Written exercise
Will you write out the data exactly, excluding every picture?

Information provided
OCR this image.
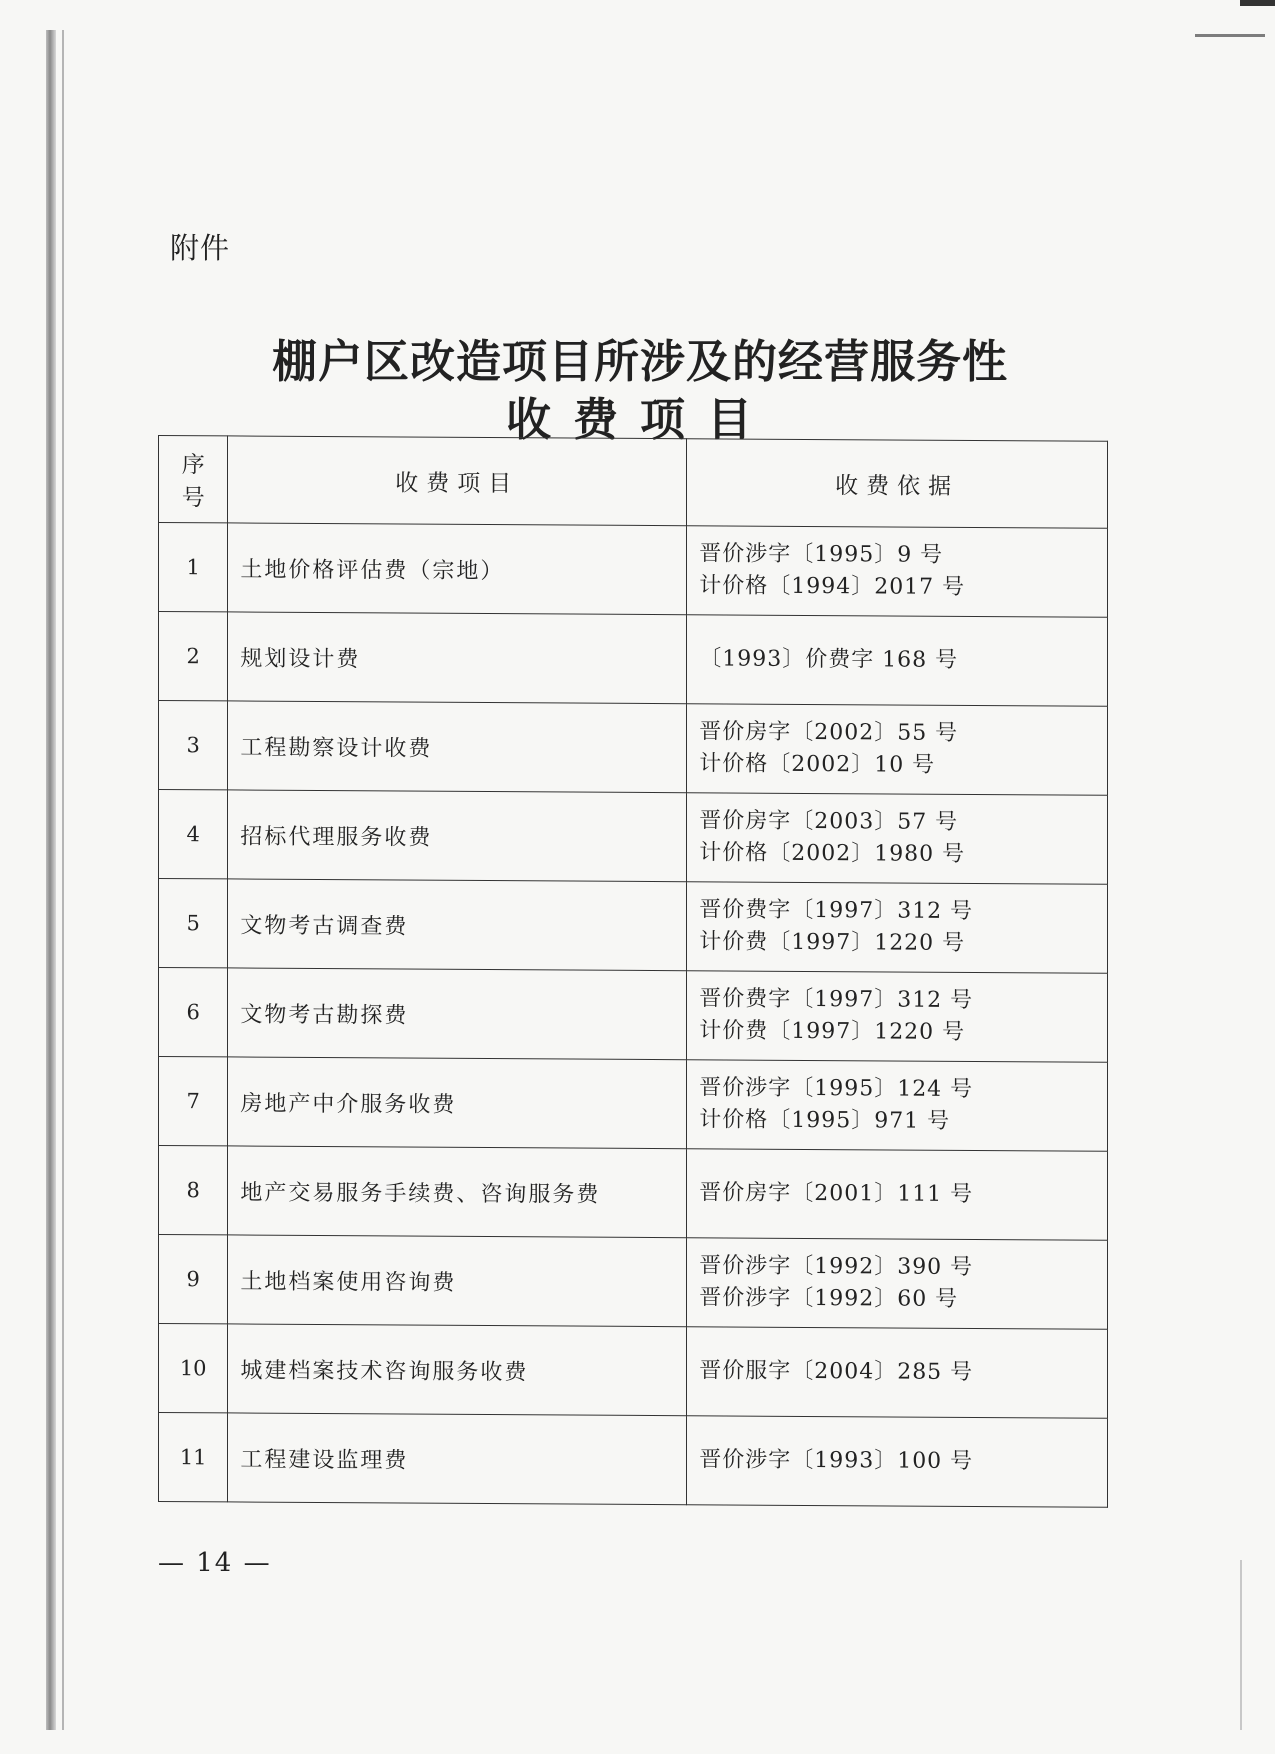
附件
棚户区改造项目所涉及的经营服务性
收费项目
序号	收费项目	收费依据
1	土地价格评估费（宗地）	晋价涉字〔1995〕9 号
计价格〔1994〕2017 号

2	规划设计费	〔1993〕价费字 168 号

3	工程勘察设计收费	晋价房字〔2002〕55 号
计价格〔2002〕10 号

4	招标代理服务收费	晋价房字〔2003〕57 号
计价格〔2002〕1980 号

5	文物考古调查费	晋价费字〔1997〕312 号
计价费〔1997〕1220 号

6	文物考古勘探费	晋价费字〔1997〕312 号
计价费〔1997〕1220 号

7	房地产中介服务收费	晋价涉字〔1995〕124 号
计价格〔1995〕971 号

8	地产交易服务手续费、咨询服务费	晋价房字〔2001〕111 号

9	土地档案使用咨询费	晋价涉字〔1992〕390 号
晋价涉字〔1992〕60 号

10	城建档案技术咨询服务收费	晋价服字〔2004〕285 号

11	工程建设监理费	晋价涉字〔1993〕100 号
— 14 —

Exercise answer
OCR this image.
附件
棚户区改造项目所涉及的经营服务性
收费项目
序号	收费项目	收费依据
1	土地价格评估费（宗地）	晋价涉字〔1995〕9 号
计价格〔1994〕2017 号

2	规划设计费	〔1993〕价费字 168 号

3	工程勘察设计收费	晋价房字〔2002〕55 号
计价格〔2002〕10 号

4	招标代理服务收费	晋价房字〔2003〕57 号
计价格〔2002〕1980 号

5	文物考古调查费	晋价费字〔1997〕312 号
计价费〔1997〕1220 号

6	文物考古勘探费	晋价费字〔1997〕312 号
计价费〔1997〕1220 号

7	房地产中介服务收费	晋价涉字〔1995〕124 号
计价格〔1995〕971 号

8	地产交易服务手续费、咨询服务费	晋价房字〔2001〕111 号

9	土地档案使用咨询费	晋价涉字〔1992〕390 号
晋价涉字〔1992〕60 号

10	城建档案技术咨询服务收费	晋价服字〔2004〕285 号

11	工程建设监理费	晋价涉字〔1993〕100 号
— 14 —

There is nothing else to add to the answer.